-- START --
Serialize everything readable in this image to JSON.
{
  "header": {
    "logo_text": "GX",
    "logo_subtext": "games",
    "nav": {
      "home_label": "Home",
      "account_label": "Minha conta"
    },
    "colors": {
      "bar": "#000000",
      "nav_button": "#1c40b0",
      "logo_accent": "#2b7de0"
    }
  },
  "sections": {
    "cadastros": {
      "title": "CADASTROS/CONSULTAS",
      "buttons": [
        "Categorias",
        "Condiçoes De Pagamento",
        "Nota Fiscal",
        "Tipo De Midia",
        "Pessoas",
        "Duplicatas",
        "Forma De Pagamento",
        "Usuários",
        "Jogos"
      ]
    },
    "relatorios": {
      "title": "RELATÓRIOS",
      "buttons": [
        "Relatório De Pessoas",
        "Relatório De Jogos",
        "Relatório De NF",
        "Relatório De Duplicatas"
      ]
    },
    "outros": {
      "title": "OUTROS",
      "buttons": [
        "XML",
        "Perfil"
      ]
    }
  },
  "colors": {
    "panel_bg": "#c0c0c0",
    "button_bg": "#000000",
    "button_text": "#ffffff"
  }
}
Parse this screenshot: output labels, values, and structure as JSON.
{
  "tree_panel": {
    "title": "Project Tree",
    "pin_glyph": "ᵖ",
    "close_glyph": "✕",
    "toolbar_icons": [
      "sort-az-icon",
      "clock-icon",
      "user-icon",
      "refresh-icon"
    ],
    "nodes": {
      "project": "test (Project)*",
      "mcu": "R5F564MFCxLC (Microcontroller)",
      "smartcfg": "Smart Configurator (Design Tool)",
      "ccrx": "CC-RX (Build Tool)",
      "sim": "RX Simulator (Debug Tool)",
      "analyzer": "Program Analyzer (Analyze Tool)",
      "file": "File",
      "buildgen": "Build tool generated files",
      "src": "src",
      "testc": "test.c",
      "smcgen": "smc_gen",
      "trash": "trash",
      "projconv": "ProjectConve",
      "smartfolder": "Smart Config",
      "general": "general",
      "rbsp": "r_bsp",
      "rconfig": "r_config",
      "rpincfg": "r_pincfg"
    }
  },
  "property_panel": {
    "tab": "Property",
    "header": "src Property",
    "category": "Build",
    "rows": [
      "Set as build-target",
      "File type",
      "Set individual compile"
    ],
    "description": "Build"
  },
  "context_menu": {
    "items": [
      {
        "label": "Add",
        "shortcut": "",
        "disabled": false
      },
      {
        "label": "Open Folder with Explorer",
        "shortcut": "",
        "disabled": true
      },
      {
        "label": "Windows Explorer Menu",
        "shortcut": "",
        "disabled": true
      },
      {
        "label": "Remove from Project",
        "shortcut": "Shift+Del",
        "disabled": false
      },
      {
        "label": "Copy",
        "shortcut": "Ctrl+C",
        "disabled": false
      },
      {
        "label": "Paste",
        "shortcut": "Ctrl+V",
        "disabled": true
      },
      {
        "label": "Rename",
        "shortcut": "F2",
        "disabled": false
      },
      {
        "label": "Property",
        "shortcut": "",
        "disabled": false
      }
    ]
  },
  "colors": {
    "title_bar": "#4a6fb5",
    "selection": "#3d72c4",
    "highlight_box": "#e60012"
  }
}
-- END --
TASK TO CARRY OUT
Transcribe the whole listing with nothing added or left out.

TASK OUTPUT
Serialize everything readable in this image to JSON.
{
  "header": {
    "logo_text": "GX",
    "logo_subtext": "games",
    "nav": {
      "home_label": "Home",
      "account_label": "Minha conta"
    },
    "colors": {
      "bar": "#000000",
      "nav_button": "#1c40b0",
      "logo_accent": "#2b7de0"
    }
  },
  "sections": {
    "cadastros": {
      "title": "CADASTROS/CONSULTAS",
      "buttons": [
        "Categorias",
        "Condiçoes De Pagamento",
        "Nota Fiscal",
        "Tipo De Midia",
        "Pessoas",
        "Duplicatas",
        "Forma De Pagamento",
        "Usuários",
        "Jogos"
      ]
    },
    "relatorios": {
      "title": "RELATÓRIOS",
      "buttons": [
        "Relatório De Pessoas",
        "Relatório De Jogos",
        "Relatório De NF",
        "Relatório De Duplicatas"
      ]
    },
    "outros": {
      "title": "OUTROS",
      "buttons": [
        "XML",
        "Perfil"
      ]
    }
  },
  "colors": {
    "panel_bg": "#c0c0c0",
    "button_bg": "#000000",
    "button_text": "#ffffff"
  }
}
Parse this screenshot: output labels, values, and structure as JSON.
{
  "tree_panel": {
    "title": "Project Tree",
    "pin_glyph": "ᵖ",
    "close_glyph": "✕",
    "toolbar_icons": [
      "sort-az-icon",
      "clock-icon",
      "user-icon",
      "refresh-icon"
    ],
    "nodes": {
      "project": "test (Project)*",
      "mcu": "R5F564MFCxLC (Microcontroller)",
      "smartcfg": "Smart Configurator (Design Tool)",
      "ccrx": "CC-RX (Build Tool)",
      "sim": "RX Simulator (Debug Tool)",
      "analyzer": "Program Analyzer (Analyze Tool)",
      "file": "File",
      "buildgen": "Build tool generated files",
      "src": "src",
      "testc": "test.c",
      "smcgen": "smc_gen",
      "trash": "trash",
      "projconv": "ProjectConve",
      "smartfolder": "Smart Config",
      "general": "general",
      "rbsp": "r_bsp",
      "rconfig": "r_config",
      "rpincfg": "r_pincfg"
    }
  },
  "property_panel": {
    "tab": "Property",
    "header": "src Property",
    "category": "Build",
    "rows": [
      "Set as build-target",
      "File type",
      "Set individual compile"
    ],
    "description": "Build"
  },
  "context_menu": {
    "items": [
      {
        "label": "Add",
        "shortcut": "",
        "disabled": false
      },
      {
        "label": "Open Folder with Explorer",
        "shortcut": "",
        "disabled": true
      },
      {
        "label": "Windows Explorer Menu",
        "shortcut": "",
        "disabled": true
      },
      {
        "label": "Remove from Project",
        "shortcut": "Shift+Del",
        "disabled": false
      },
      {
        "label": "Copy",
        "shortcut": "Ctrl+C",
        "disabled": false
      },
      {
        "label": "Paste",
        "shortcut": "Ctrl+V",
        "disabled": true
      },
      {
        "label": "Rename",
        "shortcut": "F2",
        "disabled": false
      },
      {
        "label": "Property",
        "shortcut": "",
        "disabled": false
      }
    ]
  },
  "colors": {
    "title_bar": "#4a6fb5",
    "selection": "#3d72c4",
    "highlight_box": "#e60012"
  }
}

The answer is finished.